KERJAKAN INI: Kutip bagian teks yang diberikan di bawah, dari "Aye bukan mau" sampai "menguap besok hari...", tanpa mengubah satu karakter pun.

TEKS YANG DIBERIKAN:
╭──
Ahh itukan neng herni yg bilang... Kan aye bilang kalo hanya membuat opini 
semua orang juga bisa.... Sekarang ini perlu kejelasan & kebenaran tulisan itu, 
bisa dilakukan dengan menindak lanjuti opini tsb sprti dg pembuktian & proses 
dg hukum yg ada...... Awak capuee kalo melihat orangnya,, 
   
  Artinya supaya tidak terjadi kesemrawutan yang lebih, ada baiknya kalo memang 
itu benar ya tinggal di buktikan aja dan di proses secara hukum... Kalo memang 
itu semua benar dan ujungnya ke SBY dan pemerintah,, ya hukum juga lah SBY itu..
   
  Jadi sekarang itu yang lebih diperlukan adalah kejelasan dan kebenaran.. dan 
itu bisa diproses dengan hukum yang berlaku........ Bukan hanya sekedar Opini,, 
   
  Aye bukan mau menyangkal tulisan itu..... Malah melangkan lebih dari tulisan 
itu..
  Yaitu meminta bukti dari kebenaran tulisan itu, kalo udah ada bukti yaa 
tinggal diajukan aja ke persidangan.. kalo betul Akan gempar kali yaa.. SBY di 
meja Hijaukan..
   
  Pls Tunjukan Bukti & Kejelasan Opini Ini... Dan Tindak lanjuti dg hukum yang 
berlaku, karena kalo memang opini ini benar ini adalah sebuah kejahatan.. 
Jangan sampe ini hanya akan jadi Opini yang akan menguap besok hari...
╰──
BAGIAN DATA:
╭──
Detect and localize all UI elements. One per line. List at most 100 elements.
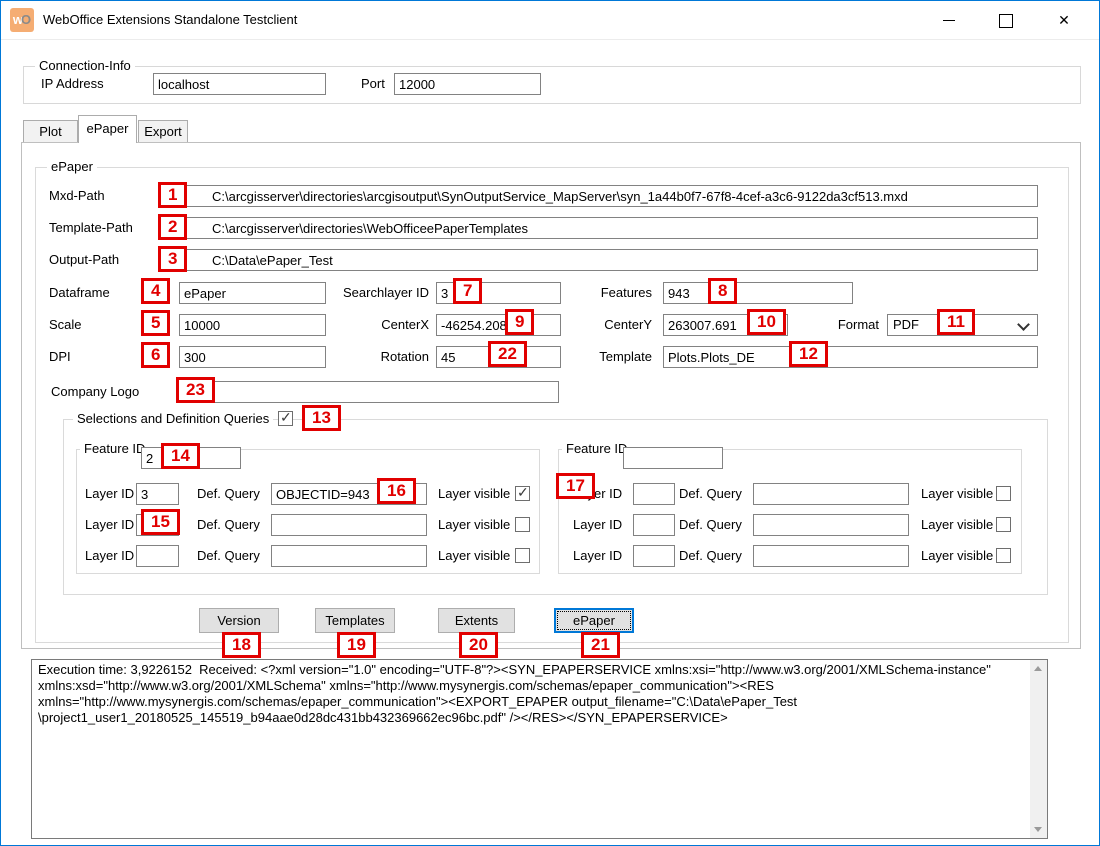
╰──
HASIL:
Aye bukan mau menyangkal tulisan itu..... Malah melangkan lebih dari tulisan 
itu..
  Yaitu meminta bukti dari kebenaran tulisan itu, kalo udah ada bukti yaa 
tinggal diajukan aja ke persidangan.. kalo betul Akan gempar kali yaa.. SBY di 
meja Hijaukan..
   
  Pls Tunjukan Bukti & Kejelasan Opini Ini... Dan Tindak lanjuti dg hukum yang 
berlaku, karena kalo memang opini ini benar ini adalah sebuah kejahatan.. 
Jangan sampe ini hanya akan jadi Opini yang akan menguap besok hari...